REQUIREMENT :: Reproduce the entries word for word, and omit any picture you find in them.

DATA ENTRIES ::
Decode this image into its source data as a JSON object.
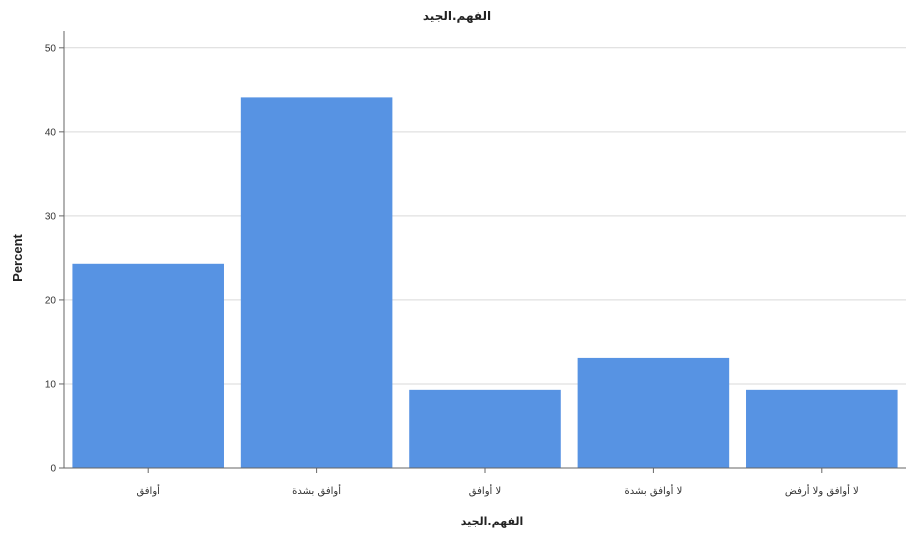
{
  "chart_data": {
    "type": "bar",
    "title": "الفهم.الجيد",
    "xlabel": "الفهم.الجيد",
    "ylabel": "Percent",
    "categories": [
      "أوافق",
      "أوافق بشدة",
      "لا أوافق",
      "لا أوافق بشدة",
      "لا أوافق ولا أرفض"
    ],
    "values": [
      24.3,
      44.1,
      9.3,
      13.1,
      9.3
    ],
    "ylim": [
      0,
      52
    ],
    "yticks": [
      0,
      10,
      20,
      30,
      40,
      50
    ],
    "grid": true,
    "legend": "none",
    "bar_color": "#5793e3"
  }
}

OUTPUT OF THE EXERCISE ::
Decode this image into its source data as a JSON object.
{
  "chart_data": {
    "type": "bar",
    "title": "الفهم.الجيد",
    "xlabel": "الفهم.الجيد",
    "ylabel": "Percent",
    "categories": [
      "أوافق",
      "أوافق بشدة",
      "لا أوافق",
      "لا أوافق بشدة",
      "لا أوافق ولا أرفض"
    ],
    "values": [
      24.3,
      44.1,
      9.3,
      13.1,
      9.3
    ],
    "ylim": [
      0,
      52
    ],
    "yticks": [
      0,
      10,
      20,
      30,
      40,
      50
    ],
    "grid": true,
    "legend": "none",
    "bar_color": "#5793e3"
  }
}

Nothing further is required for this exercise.